* _Data records_
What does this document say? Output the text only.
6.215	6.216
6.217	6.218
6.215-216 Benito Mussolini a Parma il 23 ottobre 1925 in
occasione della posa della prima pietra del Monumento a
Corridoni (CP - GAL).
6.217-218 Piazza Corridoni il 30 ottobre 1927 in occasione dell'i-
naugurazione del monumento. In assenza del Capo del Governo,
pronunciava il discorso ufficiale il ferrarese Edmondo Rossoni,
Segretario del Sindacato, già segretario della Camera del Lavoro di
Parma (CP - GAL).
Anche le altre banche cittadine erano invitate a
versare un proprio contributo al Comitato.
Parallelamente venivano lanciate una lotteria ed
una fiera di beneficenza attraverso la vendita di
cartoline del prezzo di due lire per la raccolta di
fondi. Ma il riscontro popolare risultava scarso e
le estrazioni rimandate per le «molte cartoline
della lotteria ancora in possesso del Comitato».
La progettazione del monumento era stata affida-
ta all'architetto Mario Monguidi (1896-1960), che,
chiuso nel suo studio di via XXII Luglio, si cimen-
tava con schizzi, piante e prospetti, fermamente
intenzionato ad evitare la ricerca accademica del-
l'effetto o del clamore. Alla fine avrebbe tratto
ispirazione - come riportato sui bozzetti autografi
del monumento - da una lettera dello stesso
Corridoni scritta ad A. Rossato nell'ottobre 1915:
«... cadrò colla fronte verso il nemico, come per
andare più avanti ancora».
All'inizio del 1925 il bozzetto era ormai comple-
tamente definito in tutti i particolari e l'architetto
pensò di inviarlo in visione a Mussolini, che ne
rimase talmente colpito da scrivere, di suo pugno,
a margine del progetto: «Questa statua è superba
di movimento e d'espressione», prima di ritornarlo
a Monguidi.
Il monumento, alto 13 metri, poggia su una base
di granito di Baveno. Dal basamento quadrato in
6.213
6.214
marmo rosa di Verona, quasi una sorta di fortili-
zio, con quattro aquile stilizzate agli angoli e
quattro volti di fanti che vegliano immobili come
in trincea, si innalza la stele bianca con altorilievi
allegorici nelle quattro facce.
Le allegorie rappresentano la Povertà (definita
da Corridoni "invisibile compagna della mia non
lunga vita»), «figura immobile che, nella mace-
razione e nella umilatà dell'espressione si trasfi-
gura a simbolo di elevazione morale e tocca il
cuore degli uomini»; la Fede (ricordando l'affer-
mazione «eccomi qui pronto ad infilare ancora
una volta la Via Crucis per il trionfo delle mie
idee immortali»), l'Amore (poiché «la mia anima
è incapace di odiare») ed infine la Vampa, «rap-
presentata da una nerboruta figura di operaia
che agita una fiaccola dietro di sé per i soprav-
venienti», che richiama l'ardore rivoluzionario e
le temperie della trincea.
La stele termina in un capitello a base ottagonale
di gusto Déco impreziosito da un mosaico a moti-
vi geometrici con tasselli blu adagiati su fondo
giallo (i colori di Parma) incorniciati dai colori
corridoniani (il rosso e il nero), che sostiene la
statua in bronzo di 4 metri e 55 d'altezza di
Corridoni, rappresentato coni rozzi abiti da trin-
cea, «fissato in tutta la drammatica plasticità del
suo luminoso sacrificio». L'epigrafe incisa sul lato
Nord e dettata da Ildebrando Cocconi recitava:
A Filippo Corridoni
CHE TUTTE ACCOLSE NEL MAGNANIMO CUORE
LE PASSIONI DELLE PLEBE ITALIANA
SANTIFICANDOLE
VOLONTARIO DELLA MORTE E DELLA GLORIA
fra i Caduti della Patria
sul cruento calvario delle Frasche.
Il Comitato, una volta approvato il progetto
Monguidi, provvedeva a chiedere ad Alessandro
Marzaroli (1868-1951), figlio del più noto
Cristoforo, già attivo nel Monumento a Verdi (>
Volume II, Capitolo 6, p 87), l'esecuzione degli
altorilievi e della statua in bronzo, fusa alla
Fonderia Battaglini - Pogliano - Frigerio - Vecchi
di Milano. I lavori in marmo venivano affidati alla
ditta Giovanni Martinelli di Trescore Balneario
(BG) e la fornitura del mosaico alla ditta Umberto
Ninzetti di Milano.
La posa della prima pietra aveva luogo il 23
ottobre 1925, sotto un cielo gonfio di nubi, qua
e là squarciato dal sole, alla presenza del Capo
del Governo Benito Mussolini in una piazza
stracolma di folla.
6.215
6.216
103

* _TASK GOAL_
Transcribe each entry precisely, missing none.

* _ANSWER FOR THIS EXERCISE_
What does this document say? Output the text only.
6.215	6.216
6.217	6.218
6.215-216 Benito Mussolini a Parma il 23 ottobre 1925 in
occasione della posa della prima pietra del Monumento a
Corridoni (CP - GAL).
6.217-218 Piazza Corridoni il 30 ottobre 1927 in occasione dell'i-
naugurazione del monumento. In assenza del Capo del Governo,
pronunciava il discorso ufficiale il ferrarese Edmondo Rossoni,
Segretario del Sindacato, già segretario della Camera del Lavoro di
Parma (CP - GAL).
Anche le altre banche cittadine erano invitate a
versare un proprio contributo al Comitato.
Parallelamente venivano lanciate una lotteria ed
una fiera di beneficenza attraverso la vendita di
cartoline del prezzo di due lire per la raccolta di
fondi. Ma il riscontro popolare risultava scarso e
le estrazioni rimandate per le «molte cartoline
della lotteria ancora in possesso del Comitato».
La progettazione del monumento era stata affida-
ta all'architetto Mario Monguidi (1896-1960), che,
chiuso nel suo studio di via XXII Luglio, si cimen-
tava con schizzi, piante e prospetti, fermamente
intenzionato ad evitare la ricerca accademica del-
l'effetto o del clamore. Alla fine avrebbe tratto
ispirazione - come riportato sui bozzetti autografi
del monumento - da una lettera dello stesso
Corridoni scritta ad A. Rossato nell'ottobre 1915:
«... cadrò colla fronte verso il nemico, come per
andare più avanti ancora».
All'inizio del 1925 il bozzetto era ormai comple-
tamente definito in tutti i particolari e l'architetto
pensò di inviarlo in visione a Mussolini, che ne
rimase talmente colpito da scrivere, di suo pugno,
a margine del progetto: «Questa statua è superba
di movimento e d'espressione», prima di ritornarlo
a Monguidi.
Il monumento, alto 13 metri, poggia su una base
di granito di Baveno. Dal basamento quadrato in
6.213
6.214
marmo rosa di Verona, quasi una sorta di fortili-
zio, con quattro aquile stilizzate agli angoli e
quattro volti di fanti che vegliano immobili come
in trincea, si innalza la stele bianca con altorilievi
allegorici nelle quattro facce.
Le allegorie rappresentano la Povertà (definita
da Corridoni "invisibile compagna della mia non
lunga vita»), «figura immobile che, nella mace-
razione e nella umilatà dell'espressione si trasfi-
gura a simbolo di elevazione morale e tocca il
cuore degli uomini»; la Fede (ricordando l'affer-
mazione «eccomi qui pronto ad infilare ancora
una volta la Via Crucis per il trionfo delle mie
idee immortali»), l'Amore (poiché «la mia anima
è incapace di odiare») ed infine la Vampa, «rap-
presentata da una nerboruta figura di operaia
che agita una fiaccola dietro di sé per i soprav-
venienti», che richiama l'ardore rivoluzionario e
le temperie della trincea.
La stele termina in un capitello a base ottagonale
di gusto Déco impreziosito da un mosaico a moti-
vi geometrici con tasselli blu adagiati su fondo
giallo (i colori di Parma) incorniciati dai colori
corridoniani (il rosso e il nero), che sostiene la
statua in bronzo di 4 metri e 55 d'altezza di
Corridoni, rappresentato coni rozzi abiti da trin-
cea, «fissato in tutta la drammatica plasticità del
suo luminoso sacrificio». L'epigrafe incisa sul lato
Nord e dettata da Ildebrando Cocconi recitava:
A Filippo Corridoni
CHE TUTTE ACCOLSE NEL MAGNANIMO CUORE
LE PASSIONI DELLE PLEBE ITALIANA
SANTIFICANDOLE
VOLONTARIO DELLA MORTE E DELLA GLORIA
fra i Caduti della Patria
sul cruento calvario delle Frasche.
Il Comitato, una volta approvato il progetto
Monguidi, provvedeva a chiedere ad Alessandro
Marzaroli (1868-1951), figlio del più noto
Cristoforo, già attivo nel Monumento a Verdi (>
Volume II, Capitolo 6, p 87), l'esecuzione degli
altorilievi e della statua in bronzo, fusa alla
Fonderia Battaglini - Pogliano - Frigerio - Vecchi
di Milano. I lavori in marmo venivano affidati alla
ditta Giovanni Martinelli di Trescore Balneario
(BG) e la fornitura del mosaico alla ditta Umberto
Ninzetti di Milano.
La posa della prima pietra aveva luogo il 23
ottobre 1925, sotto un cielo gonfio di nubi, qua
e là squarciato dal sole, alla presenza del Capo
del Governo Benito Mussolini in una piazza
stracolma di folla.
6.215
6.216
103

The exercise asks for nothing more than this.